[WHAT THE EXERCISE ASKS]: Copy out each line that has "订单管理" in it.

[MATERIAL PROVIDED]:
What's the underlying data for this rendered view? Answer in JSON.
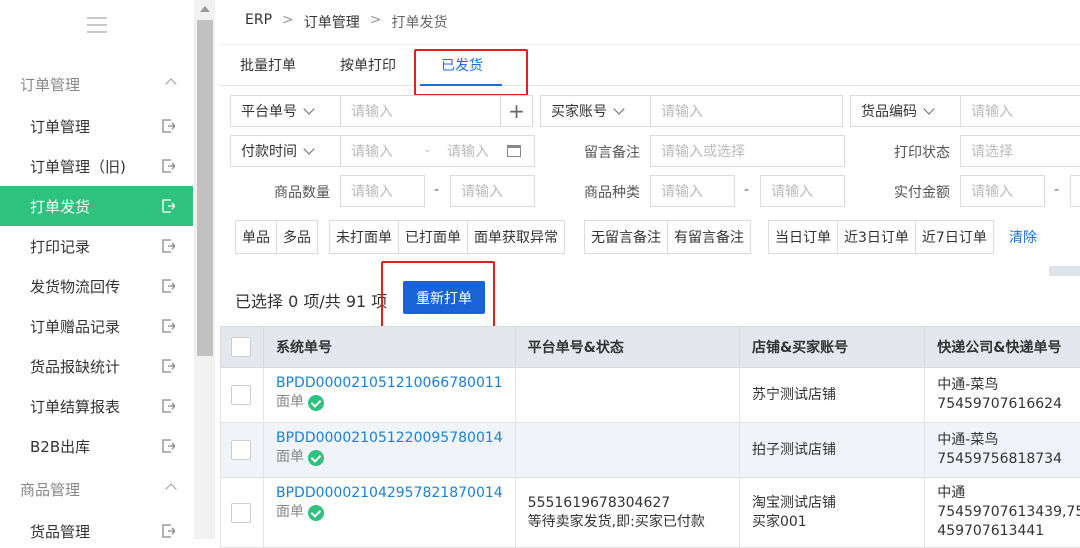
{
  "sidebar": {
    "groups": [
      {
        "label": "订单管理"
      },
      {
        "label": "商品管理"
      }
    ],
    "items": [
      {
        "label": "订单管理"
      },
      {
        "label": "订单管理（旧)"
      },
      {
        "label": "打单发货"
      },
      {
        "label": "打印记录"
      },
      {
        "label": "发货物流回传"
      },
      {
        "label": "订单赠品记录"
      },
      {
        "label": "货品报缺统计"
      },
      {
        "label": "订单结算报表"
      },
      {
        "label": "B2B出库"
      },
      {
        "label": "货品管理"
      }
    ]
  },
  "breadcrumb": [
    "ERP",
    "订单管理",
    "打单发货"
  ],
  "tabs": [
    "批量打单",
    "按单打印",
    "已发货"
  ],
  "filters": {
    "platform_no": {
      "label": "平台单号",
      "placeholder": "请输入"
    },
    "buyer_account": {
      "label": "买家账号",
      "placeholder": "请输入"
    },
    "goods_code": {
      "label": "货品编码",
      "placeholder": "请输入"
    },
    "pay_time": {
      "label": "付款时间",
      "placeholder_start": "请输入",
      "separator": "-",
      "placeholder_end": "请输入"
    },
    "remark": {
      "label": "留言备注",
      "placeholder": "请输入或选择"
    },
    "print_status": {
      "label": "打印状态",
      "placeholder": "请选择"
    },
    "goods_qty": {
      "label": "商品数量",
      "placeholder": "请输入"
    },
    "goods_kind": {
      "label": "商品种类",
      "placeholder": "请输入"
    },
    "paid_amount": {
      "label": "实付金额",
      "placeholder": "请输入"
    },
    "dash": "-"
  },
  "quick_filters": {
    "group1": [
      "单品",
      "多品"
    ],
    "group2": [
      "未打面单",
      "已打面单",
      "面单获取异常"
    ],
    "group3": [
      "无留言备注",
      "有留言备注"
    ],
    "group4": [
      "当日订单",
      "近3日订单",
      "近7日订单"
    ],
    "clear": "清除"
  },
  "selection_info": "已选择 0 项/共 91 项",
  "reprint_button": "重新打单",
  "table": {
    "headers": [
      "系统单号",
      "平台单号&状态",
      "店铺&买家账号",
      "快递公司&快递单号"
    ],
    "rows": [
      {
        "sys_no": "BPDD000021051210066780011",
        "type": "面单",
        "platform_no": "",
        "platform_status": "",
        "shop": "苏宁测试店铺",
        "buyer": "",
        "express_company": "中通-菜鸟",
        "express_no": "75459707616624"
      },
      {
        "sys_no": "BPDD000021051220095780014",
        "type": "面单",
        "platform_no": "",
        "platform_status": "",
        "shop": "拍子测试店铺",
        "buyer": "",
        "express_company": "中通-菜鸟",
        "express_no": "75459756818734"
      },
      {
        "sys_no": "BPDD000021042957821870014",
        "type": "面单",
        "platform_no": "5551619678304627",
        "platform_status": "等待卖家发货,即:买家已付款",
        "shop": "淘宝测试店铺",
        "buyer": "买家001",
        "express_company": "中通",
        "express_no": "75459707613439,75459707613441"
      }
    ]
  }
}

[TASK SOLUTION]:
        "label": "订单管理"
        "label": "订单管理"
        "label": "订单管理（旧)"
    "订单管理",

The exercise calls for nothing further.